• [PROBLEM REQUIREMENTS] Gather all lines with "source" from the records.

* BEGIN ROWS *

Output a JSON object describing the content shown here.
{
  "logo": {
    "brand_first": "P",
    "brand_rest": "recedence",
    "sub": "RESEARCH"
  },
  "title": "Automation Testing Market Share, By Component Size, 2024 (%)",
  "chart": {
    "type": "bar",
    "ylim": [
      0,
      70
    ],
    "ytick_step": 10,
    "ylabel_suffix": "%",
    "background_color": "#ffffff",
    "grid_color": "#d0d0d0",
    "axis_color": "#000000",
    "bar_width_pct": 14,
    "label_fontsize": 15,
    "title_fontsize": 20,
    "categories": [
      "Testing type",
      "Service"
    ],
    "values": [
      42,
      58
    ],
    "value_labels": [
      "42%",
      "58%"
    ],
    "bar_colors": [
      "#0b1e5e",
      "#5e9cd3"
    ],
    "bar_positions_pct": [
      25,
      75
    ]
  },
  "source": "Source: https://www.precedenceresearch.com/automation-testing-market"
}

* END ROWS *
* BEGIN ROWS *

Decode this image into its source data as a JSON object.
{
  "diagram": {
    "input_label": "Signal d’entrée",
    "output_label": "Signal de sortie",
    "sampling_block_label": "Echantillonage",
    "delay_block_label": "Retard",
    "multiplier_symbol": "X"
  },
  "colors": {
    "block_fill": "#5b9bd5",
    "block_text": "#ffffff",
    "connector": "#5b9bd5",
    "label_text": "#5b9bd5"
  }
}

* END ROWS *

• [TASK SOLUTION]
  "source": "Source: https://www.precedenceresearch.com/automation-testing-market"
Decode this image into its source data as a JSON object.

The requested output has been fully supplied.